## Your goal
State how many lines of the records contain the string "screenshot", and give no other information.
>>
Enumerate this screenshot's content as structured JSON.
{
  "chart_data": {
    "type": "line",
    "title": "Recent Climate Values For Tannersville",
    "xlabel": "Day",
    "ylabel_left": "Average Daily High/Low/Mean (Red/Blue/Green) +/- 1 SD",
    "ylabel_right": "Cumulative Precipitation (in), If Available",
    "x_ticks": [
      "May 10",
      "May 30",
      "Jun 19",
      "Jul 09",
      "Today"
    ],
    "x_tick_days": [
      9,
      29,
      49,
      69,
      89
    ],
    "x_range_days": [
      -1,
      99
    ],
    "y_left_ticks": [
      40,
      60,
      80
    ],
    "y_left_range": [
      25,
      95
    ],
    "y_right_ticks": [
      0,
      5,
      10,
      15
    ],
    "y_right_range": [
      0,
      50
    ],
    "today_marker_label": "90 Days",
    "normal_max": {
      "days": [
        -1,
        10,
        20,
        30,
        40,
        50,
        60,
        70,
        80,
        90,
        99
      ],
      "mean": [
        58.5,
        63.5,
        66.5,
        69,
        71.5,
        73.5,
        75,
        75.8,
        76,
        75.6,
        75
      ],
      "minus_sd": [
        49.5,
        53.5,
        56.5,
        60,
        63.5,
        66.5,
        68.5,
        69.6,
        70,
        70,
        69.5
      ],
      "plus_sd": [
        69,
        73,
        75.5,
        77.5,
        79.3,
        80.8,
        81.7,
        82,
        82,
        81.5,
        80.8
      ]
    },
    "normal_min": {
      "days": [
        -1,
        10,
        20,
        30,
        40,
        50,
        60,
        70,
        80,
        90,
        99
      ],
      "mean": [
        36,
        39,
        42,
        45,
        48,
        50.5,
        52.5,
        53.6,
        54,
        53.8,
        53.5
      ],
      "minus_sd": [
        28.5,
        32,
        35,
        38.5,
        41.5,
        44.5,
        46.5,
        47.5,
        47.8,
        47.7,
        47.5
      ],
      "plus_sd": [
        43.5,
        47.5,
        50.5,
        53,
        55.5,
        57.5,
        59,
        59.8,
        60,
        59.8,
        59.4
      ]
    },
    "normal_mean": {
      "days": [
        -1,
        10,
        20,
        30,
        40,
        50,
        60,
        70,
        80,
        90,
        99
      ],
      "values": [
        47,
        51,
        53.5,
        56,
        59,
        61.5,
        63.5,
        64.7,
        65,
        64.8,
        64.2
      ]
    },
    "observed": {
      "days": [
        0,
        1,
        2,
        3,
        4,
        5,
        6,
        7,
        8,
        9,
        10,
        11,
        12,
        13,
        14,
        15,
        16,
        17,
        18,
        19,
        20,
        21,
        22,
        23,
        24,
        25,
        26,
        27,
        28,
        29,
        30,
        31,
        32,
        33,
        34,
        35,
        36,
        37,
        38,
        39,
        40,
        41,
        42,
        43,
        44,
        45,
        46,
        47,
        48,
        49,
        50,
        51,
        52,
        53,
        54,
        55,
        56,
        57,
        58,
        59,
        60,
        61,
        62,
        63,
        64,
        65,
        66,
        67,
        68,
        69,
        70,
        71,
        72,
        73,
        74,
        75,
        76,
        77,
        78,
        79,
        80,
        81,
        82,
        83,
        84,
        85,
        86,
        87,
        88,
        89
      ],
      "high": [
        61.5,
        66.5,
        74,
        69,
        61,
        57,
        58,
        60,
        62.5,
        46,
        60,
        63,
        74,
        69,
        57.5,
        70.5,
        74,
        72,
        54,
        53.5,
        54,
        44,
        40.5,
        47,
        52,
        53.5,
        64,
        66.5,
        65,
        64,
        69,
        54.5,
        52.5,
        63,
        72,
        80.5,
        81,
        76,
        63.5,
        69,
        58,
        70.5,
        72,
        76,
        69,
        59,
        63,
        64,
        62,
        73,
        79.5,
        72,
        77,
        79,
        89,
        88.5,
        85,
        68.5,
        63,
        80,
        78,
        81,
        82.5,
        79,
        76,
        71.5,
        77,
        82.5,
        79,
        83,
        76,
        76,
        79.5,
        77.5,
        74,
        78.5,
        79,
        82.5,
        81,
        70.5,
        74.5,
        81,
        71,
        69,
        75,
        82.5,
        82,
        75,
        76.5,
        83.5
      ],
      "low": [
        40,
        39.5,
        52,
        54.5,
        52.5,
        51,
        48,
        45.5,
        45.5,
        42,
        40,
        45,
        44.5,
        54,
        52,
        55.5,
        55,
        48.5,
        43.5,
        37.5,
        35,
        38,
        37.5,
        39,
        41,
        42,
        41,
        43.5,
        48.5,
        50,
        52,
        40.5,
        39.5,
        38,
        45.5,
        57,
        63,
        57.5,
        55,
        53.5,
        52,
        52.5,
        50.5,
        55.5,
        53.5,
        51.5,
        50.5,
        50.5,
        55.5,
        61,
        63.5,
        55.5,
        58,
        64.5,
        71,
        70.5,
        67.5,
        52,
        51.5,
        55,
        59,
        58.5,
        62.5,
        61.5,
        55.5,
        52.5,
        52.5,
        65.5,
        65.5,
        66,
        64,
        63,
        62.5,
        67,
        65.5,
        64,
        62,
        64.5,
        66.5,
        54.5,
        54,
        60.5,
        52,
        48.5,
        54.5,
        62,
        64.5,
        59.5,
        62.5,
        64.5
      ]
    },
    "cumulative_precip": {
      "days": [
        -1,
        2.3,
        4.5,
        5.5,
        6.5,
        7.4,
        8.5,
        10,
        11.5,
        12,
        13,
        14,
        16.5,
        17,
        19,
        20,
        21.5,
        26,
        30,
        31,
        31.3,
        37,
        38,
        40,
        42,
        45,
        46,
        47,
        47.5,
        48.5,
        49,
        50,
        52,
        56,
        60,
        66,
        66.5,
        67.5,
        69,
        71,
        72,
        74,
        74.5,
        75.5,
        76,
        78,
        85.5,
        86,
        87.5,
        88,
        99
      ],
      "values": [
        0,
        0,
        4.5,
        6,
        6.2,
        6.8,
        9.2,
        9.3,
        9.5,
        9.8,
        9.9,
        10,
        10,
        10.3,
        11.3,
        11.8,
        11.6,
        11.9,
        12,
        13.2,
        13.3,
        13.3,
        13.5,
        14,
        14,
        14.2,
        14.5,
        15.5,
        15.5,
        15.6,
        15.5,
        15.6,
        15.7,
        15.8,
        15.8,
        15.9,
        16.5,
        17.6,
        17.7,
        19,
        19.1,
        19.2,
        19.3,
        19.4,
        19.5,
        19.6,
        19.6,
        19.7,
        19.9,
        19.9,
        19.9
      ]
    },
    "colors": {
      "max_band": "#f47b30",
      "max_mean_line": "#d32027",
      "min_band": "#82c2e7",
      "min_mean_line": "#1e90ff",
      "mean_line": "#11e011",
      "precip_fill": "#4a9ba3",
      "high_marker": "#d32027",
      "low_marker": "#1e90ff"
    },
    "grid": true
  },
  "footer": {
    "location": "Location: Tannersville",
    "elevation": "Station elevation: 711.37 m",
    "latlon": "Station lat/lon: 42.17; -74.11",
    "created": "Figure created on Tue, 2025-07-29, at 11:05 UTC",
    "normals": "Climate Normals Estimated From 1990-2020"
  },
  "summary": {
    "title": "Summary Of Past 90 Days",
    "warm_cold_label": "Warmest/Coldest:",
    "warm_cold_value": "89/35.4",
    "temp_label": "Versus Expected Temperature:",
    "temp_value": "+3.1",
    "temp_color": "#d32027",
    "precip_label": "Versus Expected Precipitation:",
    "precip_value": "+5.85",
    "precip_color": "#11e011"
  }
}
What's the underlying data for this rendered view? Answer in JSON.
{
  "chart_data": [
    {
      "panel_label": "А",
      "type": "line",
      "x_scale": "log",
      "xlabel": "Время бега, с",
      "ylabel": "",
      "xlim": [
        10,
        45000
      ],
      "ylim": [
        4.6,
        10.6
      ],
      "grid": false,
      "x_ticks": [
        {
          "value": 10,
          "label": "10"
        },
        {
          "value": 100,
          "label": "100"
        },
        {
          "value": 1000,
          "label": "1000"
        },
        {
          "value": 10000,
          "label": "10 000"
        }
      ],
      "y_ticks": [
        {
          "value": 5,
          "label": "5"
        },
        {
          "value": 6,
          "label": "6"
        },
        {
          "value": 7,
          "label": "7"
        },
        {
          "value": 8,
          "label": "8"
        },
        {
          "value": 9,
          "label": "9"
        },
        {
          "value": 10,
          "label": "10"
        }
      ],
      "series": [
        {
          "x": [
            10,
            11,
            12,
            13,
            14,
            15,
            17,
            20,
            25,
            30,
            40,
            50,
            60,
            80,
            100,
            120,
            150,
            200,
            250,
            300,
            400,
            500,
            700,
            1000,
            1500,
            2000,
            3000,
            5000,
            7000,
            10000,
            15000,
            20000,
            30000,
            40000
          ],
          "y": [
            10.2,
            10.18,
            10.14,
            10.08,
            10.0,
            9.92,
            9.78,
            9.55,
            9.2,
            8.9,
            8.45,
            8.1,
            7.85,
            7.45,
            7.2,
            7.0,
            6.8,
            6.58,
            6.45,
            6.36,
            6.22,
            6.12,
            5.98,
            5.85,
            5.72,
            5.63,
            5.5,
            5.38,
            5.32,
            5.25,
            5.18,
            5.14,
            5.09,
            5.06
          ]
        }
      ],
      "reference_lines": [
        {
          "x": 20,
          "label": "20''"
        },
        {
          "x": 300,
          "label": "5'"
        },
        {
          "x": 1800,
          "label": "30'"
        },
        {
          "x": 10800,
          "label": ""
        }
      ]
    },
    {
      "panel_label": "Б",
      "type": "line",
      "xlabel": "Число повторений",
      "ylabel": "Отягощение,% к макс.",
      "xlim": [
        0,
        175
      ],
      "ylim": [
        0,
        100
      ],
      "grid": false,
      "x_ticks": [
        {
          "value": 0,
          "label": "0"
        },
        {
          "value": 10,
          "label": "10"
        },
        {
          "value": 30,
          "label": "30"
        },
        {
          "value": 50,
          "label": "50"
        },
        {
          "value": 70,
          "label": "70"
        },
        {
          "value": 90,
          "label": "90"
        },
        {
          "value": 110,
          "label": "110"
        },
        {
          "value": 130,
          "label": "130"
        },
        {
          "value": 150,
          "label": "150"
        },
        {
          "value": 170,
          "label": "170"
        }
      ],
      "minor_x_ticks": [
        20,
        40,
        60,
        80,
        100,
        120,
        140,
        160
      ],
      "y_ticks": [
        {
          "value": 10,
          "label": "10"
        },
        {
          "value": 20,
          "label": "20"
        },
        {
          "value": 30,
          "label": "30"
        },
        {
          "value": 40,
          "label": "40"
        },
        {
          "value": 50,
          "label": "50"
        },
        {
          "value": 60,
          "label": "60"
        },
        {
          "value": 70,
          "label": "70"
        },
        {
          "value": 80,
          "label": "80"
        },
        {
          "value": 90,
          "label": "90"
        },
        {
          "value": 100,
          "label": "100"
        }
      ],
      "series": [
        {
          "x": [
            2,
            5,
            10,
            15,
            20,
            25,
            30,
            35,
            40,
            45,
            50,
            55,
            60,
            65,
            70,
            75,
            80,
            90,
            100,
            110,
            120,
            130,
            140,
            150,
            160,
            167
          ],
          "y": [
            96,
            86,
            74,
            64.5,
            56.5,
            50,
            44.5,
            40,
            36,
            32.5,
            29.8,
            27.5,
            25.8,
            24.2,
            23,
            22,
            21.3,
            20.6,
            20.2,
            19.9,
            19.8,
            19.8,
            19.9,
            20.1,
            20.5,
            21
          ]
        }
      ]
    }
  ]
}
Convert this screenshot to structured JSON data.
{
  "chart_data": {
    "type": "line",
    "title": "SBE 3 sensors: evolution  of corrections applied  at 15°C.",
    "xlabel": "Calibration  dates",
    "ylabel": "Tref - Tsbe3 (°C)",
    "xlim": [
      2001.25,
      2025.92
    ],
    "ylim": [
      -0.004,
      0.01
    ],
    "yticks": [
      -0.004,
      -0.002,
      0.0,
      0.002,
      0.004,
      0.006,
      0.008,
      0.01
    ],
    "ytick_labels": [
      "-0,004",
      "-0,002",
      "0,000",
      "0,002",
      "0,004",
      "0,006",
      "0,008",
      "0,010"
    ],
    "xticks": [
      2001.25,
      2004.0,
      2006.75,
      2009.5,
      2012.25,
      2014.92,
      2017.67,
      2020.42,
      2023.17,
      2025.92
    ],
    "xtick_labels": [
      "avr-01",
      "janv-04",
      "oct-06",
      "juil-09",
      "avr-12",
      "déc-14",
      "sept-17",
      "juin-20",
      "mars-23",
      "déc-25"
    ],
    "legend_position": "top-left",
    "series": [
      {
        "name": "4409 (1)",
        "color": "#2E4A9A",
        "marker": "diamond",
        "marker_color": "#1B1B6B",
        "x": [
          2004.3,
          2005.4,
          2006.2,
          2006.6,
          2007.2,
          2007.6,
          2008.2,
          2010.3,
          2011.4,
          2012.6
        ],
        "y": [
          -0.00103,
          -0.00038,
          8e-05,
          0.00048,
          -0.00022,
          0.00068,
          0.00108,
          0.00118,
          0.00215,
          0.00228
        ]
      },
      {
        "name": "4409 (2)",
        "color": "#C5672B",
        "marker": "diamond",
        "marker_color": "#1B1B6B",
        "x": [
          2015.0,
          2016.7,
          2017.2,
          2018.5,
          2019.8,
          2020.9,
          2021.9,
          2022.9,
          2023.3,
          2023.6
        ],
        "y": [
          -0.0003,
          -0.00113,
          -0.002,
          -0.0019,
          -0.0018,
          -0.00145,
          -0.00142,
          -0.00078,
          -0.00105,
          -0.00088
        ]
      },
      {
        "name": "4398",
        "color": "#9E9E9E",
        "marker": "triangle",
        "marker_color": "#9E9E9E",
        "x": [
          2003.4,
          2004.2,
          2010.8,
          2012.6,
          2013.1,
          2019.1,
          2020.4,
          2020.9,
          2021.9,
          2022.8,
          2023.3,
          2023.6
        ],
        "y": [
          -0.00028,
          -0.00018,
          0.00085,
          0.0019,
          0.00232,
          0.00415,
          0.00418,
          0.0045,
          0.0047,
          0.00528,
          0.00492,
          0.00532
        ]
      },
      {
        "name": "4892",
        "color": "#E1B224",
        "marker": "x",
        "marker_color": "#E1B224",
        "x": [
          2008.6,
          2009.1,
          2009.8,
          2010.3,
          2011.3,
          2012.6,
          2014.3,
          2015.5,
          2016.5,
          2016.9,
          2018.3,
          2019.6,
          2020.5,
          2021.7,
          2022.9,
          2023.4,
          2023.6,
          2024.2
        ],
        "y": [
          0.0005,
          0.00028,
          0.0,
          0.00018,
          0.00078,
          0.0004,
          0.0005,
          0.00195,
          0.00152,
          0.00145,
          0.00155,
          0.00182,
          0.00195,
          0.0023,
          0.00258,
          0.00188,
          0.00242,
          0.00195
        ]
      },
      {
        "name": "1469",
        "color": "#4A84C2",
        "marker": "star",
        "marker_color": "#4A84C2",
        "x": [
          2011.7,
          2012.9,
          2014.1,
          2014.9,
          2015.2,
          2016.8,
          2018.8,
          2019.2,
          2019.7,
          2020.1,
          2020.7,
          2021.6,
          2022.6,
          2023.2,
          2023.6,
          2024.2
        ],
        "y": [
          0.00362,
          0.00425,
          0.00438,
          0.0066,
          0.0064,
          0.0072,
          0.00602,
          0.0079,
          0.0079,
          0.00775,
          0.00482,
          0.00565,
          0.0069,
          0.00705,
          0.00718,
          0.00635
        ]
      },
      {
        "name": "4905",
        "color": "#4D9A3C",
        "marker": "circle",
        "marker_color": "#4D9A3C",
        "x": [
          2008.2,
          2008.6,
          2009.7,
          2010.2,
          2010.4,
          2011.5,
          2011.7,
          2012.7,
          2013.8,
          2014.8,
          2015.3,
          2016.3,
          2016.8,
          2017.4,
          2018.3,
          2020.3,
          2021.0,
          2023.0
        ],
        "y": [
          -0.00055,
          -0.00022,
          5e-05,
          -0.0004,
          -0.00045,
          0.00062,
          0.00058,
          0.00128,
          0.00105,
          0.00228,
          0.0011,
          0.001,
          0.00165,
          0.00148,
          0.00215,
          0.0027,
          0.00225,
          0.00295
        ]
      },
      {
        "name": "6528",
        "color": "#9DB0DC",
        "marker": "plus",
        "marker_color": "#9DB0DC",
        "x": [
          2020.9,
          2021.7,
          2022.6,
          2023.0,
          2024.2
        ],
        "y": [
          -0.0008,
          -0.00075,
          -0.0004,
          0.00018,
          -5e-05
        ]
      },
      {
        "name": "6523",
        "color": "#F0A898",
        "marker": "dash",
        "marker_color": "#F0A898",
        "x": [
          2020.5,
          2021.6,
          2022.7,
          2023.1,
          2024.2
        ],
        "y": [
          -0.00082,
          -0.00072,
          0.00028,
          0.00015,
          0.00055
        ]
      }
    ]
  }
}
<<
## The reply
2